[DATA SUPPLIED]
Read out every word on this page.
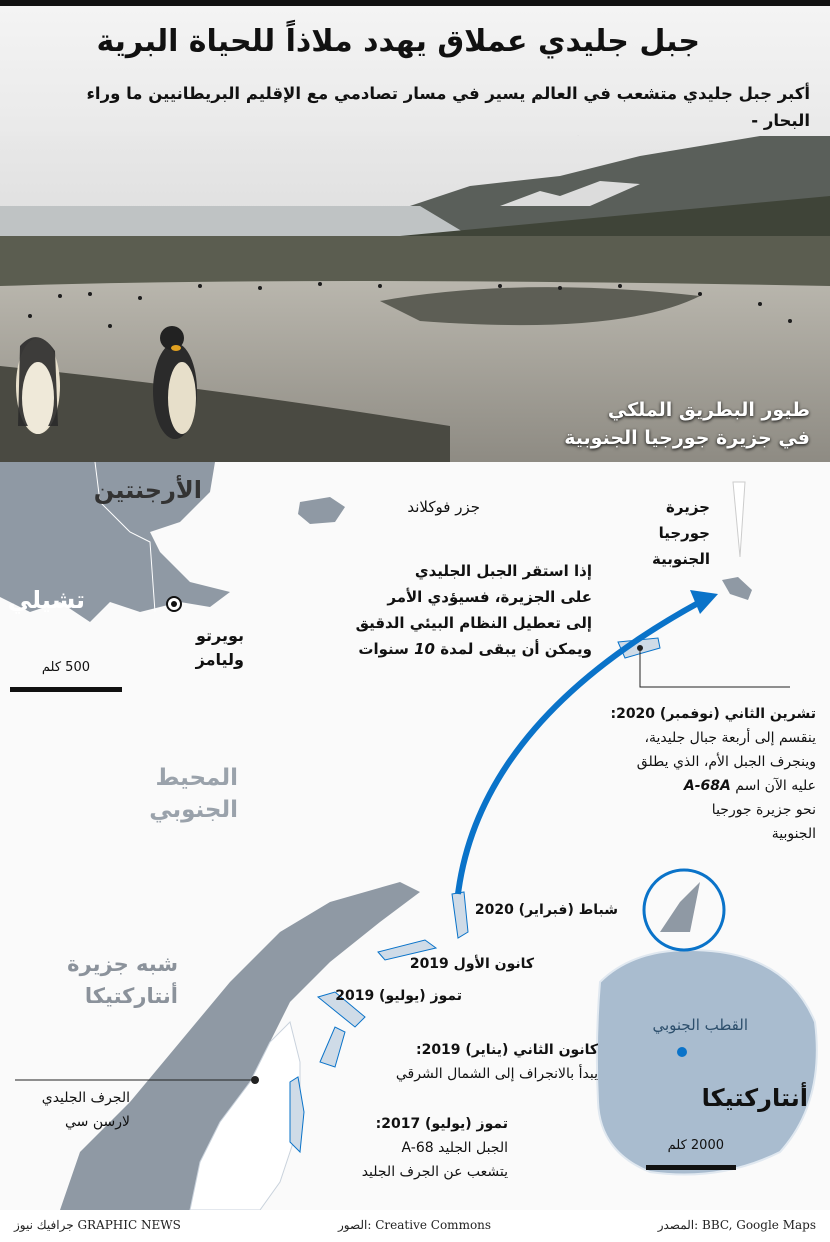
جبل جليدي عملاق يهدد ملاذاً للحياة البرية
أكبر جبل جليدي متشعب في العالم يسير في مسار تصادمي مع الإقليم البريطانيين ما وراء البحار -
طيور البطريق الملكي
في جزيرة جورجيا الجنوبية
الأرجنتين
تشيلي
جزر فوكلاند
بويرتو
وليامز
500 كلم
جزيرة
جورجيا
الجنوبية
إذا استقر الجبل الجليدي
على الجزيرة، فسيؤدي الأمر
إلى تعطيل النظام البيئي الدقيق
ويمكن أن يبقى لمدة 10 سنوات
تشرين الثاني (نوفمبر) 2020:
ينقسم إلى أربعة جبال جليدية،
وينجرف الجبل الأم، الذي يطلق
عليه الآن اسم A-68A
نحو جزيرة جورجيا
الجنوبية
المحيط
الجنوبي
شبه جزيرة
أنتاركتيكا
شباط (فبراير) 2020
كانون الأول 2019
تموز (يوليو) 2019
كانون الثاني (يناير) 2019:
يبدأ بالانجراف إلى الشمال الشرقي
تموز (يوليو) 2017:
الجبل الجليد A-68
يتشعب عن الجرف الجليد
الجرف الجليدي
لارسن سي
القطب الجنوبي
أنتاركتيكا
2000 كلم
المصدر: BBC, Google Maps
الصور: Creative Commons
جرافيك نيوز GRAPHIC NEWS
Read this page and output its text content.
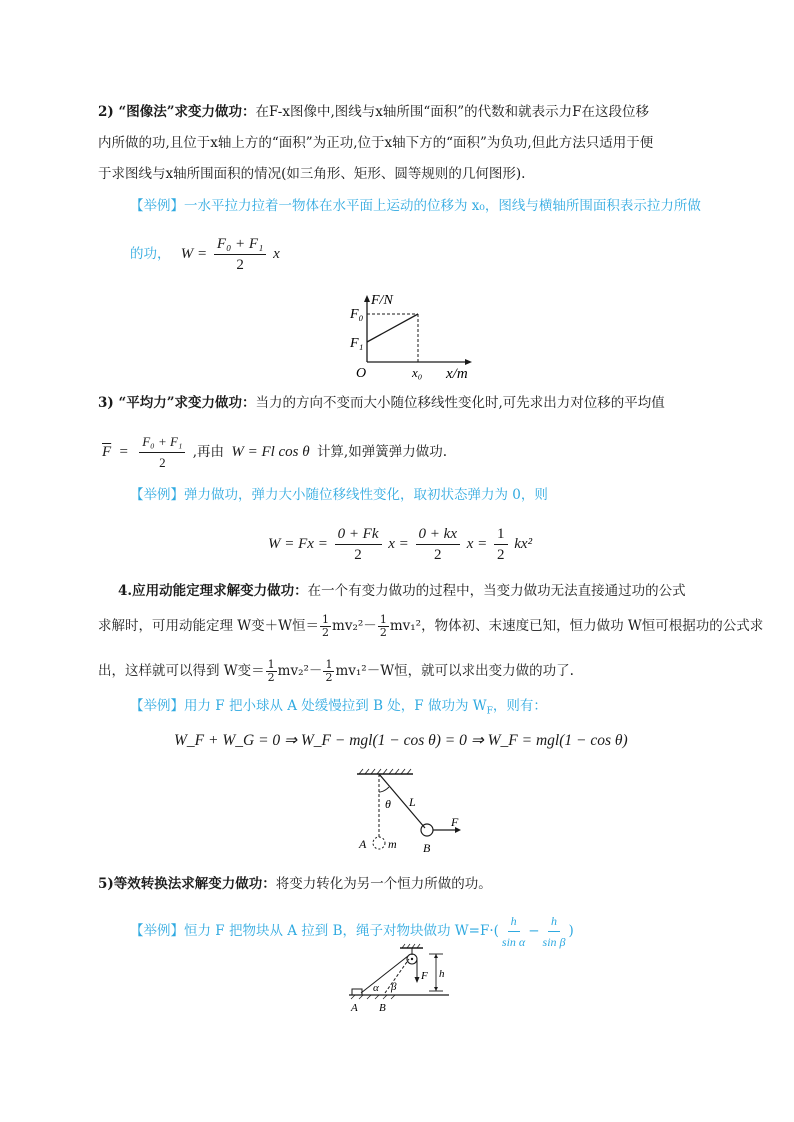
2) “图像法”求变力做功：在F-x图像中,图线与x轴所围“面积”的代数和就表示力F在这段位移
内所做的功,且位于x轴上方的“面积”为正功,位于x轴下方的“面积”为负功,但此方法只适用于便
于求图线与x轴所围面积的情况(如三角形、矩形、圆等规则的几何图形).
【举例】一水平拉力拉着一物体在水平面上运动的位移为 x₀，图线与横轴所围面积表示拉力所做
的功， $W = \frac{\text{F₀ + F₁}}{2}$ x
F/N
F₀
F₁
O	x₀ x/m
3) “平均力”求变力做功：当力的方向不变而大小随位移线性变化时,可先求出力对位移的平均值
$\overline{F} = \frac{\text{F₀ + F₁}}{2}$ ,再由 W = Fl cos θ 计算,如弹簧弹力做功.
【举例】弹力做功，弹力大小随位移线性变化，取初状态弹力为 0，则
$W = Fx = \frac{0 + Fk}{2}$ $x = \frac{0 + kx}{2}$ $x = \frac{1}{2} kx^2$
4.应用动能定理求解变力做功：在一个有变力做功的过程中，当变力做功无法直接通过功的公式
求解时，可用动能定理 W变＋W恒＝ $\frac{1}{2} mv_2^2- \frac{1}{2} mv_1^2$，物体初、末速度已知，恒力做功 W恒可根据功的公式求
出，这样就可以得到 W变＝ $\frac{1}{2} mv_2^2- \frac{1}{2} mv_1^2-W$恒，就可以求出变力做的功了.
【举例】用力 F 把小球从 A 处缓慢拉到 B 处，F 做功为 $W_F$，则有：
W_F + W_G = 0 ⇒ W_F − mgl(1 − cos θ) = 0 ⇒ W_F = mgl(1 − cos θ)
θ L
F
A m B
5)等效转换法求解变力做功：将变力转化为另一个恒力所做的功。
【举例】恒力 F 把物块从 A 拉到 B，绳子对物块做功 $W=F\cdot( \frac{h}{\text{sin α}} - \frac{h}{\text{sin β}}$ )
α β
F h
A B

==

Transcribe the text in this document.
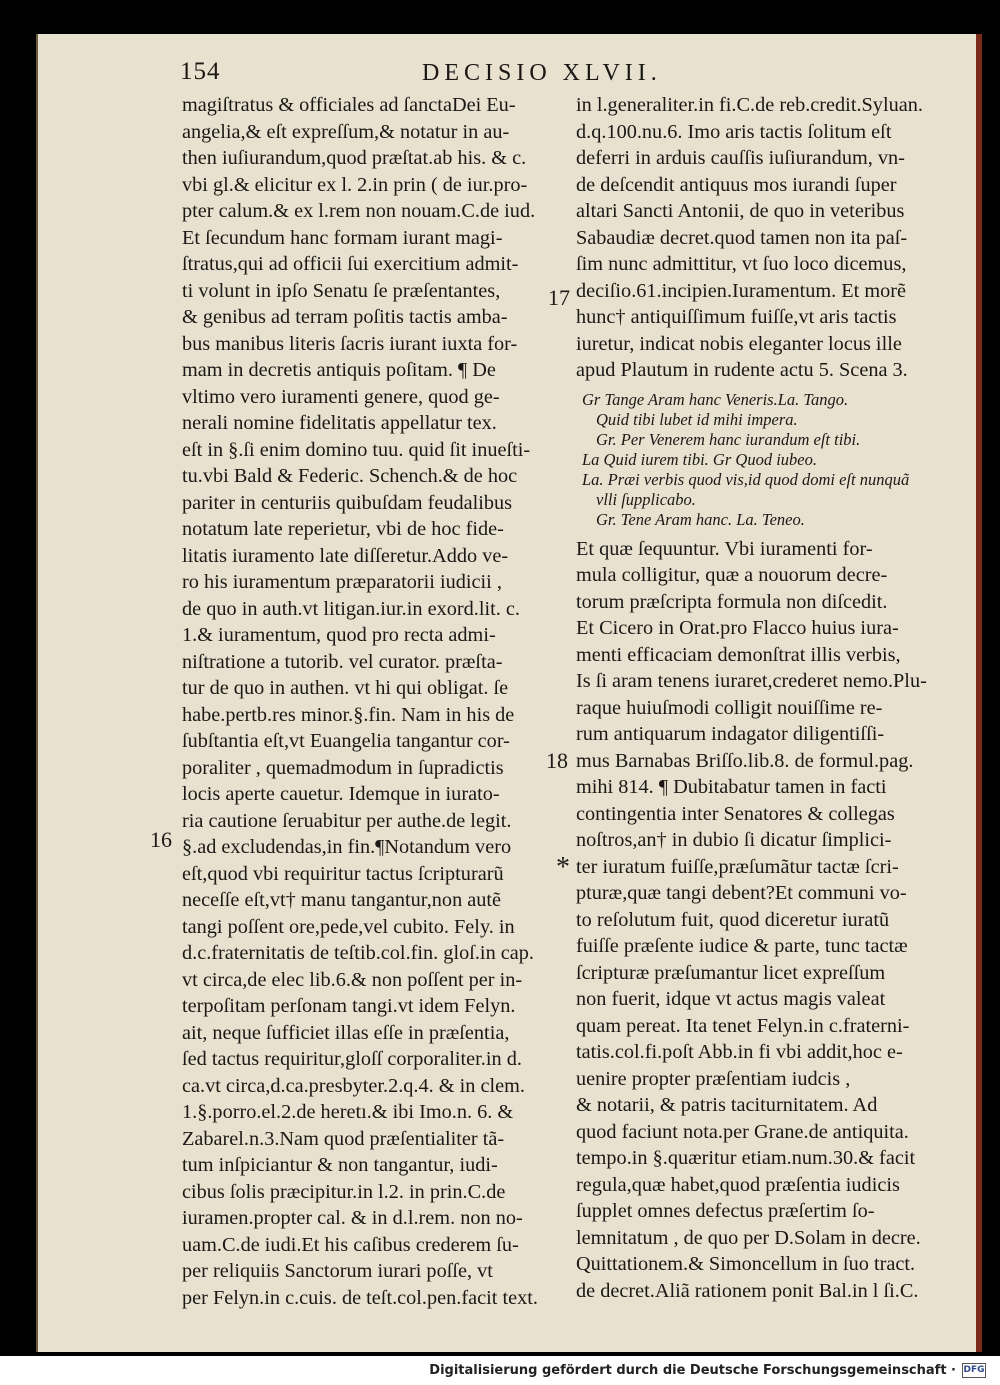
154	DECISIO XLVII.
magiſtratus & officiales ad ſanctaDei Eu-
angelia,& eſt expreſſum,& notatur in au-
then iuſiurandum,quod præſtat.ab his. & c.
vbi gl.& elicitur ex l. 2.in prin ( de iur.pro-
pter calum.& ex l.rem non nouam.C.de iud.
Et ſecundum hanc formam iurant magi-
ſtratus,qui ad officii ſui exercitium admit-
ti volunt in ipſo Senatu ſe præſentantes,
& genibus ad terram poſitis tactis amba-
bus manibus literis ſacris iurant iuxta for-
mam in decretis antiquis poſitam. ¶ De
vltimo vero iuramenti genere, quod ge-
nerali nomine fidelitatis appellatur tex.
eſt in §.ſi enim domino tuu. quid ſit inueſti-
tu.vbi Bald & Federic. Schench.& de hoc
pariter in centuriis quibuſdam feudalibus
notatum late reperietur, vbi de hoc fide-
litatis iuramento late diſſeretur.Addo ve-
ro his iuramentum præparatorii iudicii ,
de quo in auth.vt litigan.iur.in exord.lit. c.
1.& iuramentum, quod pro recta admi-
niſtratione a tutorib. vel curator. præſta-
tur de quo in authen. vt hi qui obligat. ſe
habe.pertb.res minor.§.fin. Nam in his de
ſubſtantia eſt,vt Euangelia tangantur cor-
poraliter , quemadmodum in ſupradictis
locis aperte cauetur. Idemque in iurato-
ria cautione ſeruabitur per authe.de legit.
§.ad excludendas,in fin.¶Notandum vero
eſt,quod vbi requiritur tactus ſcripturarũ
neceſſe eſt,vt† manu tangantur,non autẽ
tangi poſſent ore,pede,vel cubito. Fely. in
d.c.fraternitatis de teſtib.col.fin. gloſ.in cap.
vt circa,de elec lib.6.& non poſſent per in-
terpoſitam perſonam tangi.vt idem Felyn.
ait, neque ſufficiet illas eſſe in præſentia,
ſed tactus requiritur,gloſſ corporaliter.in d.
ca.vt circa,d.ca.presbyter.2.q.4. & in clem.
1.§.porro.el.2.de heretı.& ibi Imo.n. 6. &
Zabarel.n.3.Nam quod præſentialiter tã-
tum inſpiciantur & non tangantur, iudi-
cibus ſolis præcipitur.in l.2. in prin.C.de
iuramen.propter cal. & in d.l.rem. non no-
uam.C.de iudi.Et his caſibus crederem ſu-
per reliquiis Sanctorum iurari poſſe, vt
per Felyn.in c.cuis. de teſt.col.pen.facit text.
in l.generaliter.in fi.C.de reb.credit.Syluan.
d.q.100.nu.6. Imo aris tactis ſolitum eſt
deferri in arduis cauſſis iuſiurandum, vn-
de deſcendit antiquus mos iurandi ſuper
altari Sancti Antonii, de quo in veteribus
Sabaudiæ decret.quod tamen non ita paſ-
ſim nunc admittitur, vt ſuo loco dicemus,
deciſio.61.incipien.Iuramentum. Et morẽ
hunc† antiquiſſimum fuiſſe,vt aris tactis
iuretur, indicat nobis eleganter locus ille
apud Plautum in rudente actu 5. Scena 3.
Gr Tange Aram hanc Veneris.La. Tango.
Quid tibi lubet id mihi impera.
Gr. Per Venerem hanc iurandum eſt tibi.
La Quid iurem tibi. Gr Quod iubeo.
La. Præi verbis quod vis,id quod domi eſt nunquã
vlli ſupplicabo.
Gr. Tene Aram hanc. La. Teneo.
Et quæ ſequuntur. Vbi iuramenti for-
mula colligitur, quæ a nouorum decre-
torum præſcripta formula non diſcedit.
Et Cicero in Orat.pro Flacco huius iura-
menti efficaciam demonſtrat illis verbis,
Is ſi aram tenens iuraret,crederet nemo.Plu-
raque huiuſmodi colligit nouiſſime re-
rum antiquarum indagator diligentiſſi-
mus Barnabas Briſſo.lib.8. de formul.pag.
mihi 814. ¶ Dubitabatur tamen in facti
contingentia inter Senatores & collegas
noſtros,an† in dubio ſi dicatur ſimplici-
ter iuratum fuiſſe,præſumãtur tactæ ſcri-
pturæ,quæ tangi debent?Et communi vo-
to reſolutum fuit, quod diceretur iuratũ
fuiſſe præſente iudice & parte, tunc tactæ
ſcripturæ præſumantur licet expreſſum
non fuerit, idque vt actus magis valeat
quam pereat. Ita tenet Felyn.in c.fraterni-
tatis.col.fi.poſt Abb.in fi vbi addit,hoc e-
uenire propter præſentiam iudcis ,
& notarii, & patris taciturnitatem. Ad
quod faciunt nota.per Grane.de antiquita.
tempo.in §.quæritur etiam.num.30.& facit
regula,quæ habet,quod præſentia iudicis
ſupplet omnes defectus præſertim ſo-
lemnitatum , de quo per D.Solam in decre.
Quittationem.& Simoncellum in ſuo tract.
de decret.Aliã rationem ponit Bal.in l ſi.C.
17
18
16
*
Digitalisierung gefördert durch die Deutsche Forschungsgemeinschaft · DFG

--

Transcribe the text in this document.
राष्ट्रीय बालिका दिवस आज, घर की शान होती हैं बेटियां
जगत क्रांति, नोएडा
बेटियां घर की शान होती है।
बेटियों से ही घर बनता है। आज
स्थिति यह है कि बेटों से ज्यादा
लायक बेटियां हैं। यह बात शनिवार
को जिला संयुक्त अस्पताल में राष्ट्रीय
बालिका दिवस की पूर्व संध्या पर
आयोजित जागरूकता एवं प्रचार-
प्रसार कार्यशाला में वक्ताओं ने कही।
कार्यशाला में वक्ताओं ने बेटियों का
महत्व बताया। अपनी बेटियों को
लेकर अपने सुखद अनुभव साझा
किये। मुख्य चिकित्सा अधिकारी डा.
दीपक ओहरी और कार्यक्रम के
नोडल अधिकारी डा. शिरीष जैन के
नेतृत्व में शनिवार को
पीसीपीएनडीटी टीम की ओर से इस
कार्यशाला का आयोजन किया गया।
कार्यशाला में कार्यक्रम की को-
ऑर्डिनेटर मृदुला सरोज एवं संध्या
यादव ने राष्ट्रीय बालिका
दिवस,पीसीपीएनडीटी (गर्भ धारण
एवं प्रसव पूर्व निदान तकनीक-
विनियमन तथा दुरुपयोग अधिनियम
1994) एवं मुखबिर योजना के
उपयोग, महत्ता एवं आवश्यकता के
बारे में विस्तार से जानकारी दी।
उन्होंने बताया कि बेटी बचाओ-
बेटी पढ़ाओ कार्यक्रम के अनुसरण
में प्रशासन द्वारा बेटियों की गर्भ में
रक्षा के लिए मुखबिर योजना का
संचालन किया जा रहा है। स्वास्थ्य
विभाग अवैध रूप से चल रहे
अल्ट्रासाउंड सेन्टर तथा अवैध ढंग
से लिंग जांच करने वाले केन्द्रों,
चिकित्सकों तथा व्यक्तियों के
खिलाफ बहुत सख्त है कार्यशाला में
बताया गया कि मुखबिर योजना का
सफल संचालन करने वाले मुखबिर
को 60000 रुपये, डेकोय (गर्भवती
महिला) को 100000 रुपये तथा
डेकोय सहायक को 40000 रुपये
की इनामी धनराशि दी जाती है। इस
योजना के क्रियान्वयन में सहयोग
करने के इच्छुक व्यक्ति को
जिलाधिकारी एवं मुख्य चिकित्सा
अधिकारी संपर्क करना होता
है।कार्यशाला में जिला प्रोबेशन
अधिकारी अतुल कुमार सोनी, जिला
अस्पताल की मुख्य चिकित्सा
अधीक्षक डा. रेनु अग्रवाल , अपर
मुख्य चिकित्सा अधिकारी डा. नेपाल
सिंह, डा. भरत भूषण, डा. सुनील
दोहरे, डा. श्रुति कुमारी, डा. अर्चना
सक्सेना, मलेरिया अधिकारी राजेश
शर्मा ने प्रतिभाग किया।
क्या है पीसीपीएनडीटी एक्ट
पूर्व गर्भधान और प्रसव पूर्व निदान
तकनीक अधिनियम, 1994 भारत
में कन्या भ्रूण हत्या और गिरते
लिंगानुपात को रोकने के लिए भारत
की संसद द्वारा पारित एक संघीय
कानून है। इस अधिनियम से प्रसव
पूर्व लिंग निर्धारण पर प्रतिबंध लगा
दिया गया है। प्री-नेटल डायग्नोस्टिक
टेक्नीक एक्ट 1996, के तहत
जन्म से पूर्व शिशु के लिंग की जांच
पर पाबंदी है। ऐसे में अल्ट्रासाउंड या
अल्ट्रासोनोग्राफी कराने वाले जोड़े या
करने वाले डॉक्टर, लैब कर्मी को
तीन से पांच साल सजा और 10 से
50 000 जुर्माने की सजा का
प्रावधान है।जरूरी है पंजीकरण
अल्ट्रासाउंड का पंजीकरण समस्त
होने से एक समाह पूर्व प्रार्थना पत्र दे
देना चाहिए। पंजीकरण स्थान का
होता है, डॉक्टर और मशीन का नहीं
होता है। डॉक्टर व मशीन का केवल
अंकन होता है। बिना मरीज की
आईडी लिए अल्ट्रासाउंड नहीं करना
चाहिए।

[SHORT TASK] Return every line from the records above that holds the word "expreſſum".

[FINISHED ANSWER]
angelia,& eſt expreſſum,& notatur in au-
ſcripturæ præſumantur licet expreſſum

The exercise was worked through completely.